TASK DETAILS. Repeat each entry as written, dropping any picture you find.

Items from a dataset:
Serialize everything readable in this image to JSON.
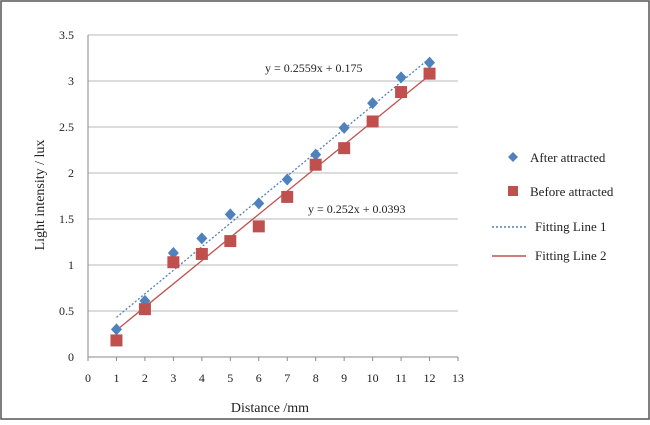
{
  "chart_data": {
    "type": "scatter",
    "xlabel": "Distance /mm",
    "ylabel": "Light intensity / lux",
    "xlim": [
      0,
      13
    ],
    "ylim": [
      0,
      3.5
    ],
    "xticks": [
      "0",
      "1",
      "2",
      "3",
      "4",
      "5",
      "6",
      "7",
      "8",
      "9",
      "10",
      "11",
      "12",
      "13"
    ],
    "yticks": [
      "0",
      "0.5",
      "1",
      "1.5",
      "2",
      "2.5",
      "3",
      "3.5"
    ],
    "grid": "horizontal",
    "legend_position": "right",
    "series": [
      {
        "name": "After attracted",
        "marker": "diamond",
        "color": "#4f81bd",
        "x": [
          1,
          2,
          3,
          4,
          5,
          6,
          7,
          8,
          9,
          10,
          11,
          12
        ],
        "y": [
          0.3,
          0.61,
          1.13,
          1.29,
          1.55,
          1.67,
          1.93,
          2.2,
          2.49,
          2.76,
          3.04,
          3.2
        ]
      },
      {
        "name": "Before attracted",
        "marker": "square",
        "color": "#c0504d",
        "x": [
          1,
          2,
          3,
          4,
          5,
          6,
          7,
          8,
          9,
          10,
          11,
          12
        ],
        "y": [
          0.18,
          0.52,
          1.03,
          1.12,
          1.26,
          1.42,
          1.74,
          2.09,
          2.27,
          2.56,
          2.88,
          3.08
        ]
      }
    ],
    "fits": [
      {
        "name": "Fitting Line 1",
        "slope": 0.2559,
        "intercept": 0.175,
        "equation": "y = 0.2559x + 0.175",
        "color": "#4f81bd",
        "style": "dotted"
      },
      {
        "name": "Fitting Line 2",
        "slope": 0.252,
        "intercept": 0.0393,
        "equation": "y = 0.252x + 0.0393",
        "color": "#c0504d",
        "style": "solid"
      }
    ]
  }
}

TASK OUTPUT.
Serialize everything readable in this image to JSON.
{
  "chart_data": {
    "type": "scatter",
    "xlabel": "Distance /mm",
    "ylabel": "Light intensity / lux",
    "xlim": [
      0,
      13
    ],
    "ylim": [
      0,
      3.5
    ],
    "xticks": [
      "0",
      "1",
      "2",
      "3",
      "4",
      "5",
      "6",
      "7",
      "8",
      "9",
      "10",
      "11",
      "12",
      "13"
    ],
    "yticks": [
      "0",
      "0.5",
      "1",
      "1.5",
      "2",
      "2.5",
      "3",
      "3.5"
    ],
    "grid": "horizontal",
    "legend_position": "right",
    "series": [
      {
        "name": "After attracted",
        "marker": "diamond",
        "color": "#4f81bd",
        "x": [
          1,
          2,
          3,
          4,
          5,
          6,
          7,
          8,
          9,
          10,
          11,
          12
        ],
        "y": [
          0.3,
          0.61,
          1.13,
          1.29,
          1.55,
          1.67,
          1.93,
          2.2,
          2.49,
          2.76,
          3.04,
          3.2
        ]
      },
      {
        "name": "Before attracted",
        "marker": "square",
        "color": "#c0504d",
        "x": [
          1,
          2,
          3,
          4,
          5,
          6,
          7,
          8,
          9,
          10,
          11,
          12
        ],
        "y": [
          0.18,
          0.52,
          1.03,
          1.12,
          1.26,
          1.42,
          1.74,
          2.09,
          2.27,
          2.56,
          2.88,
          3.08
        ]
      }
    ],
    "fits": [
      {
        "name": "Fitting Line 1",
        "slope": 0.2559,
        "intercept": 0.175,
        "equation": "y = 0.2559x + 0.175",
        "color": "#4f81bd",
        "style": "dotted"
      },
      {
        "name": "Fitting Line 2",
        "slope": 0.252,
        "intercept": 0.0393,
        "equation": "y = 0.252x + 0.0393",
        "color": "#c0504d",
        "style": "solid"
      }
    ]
  }
}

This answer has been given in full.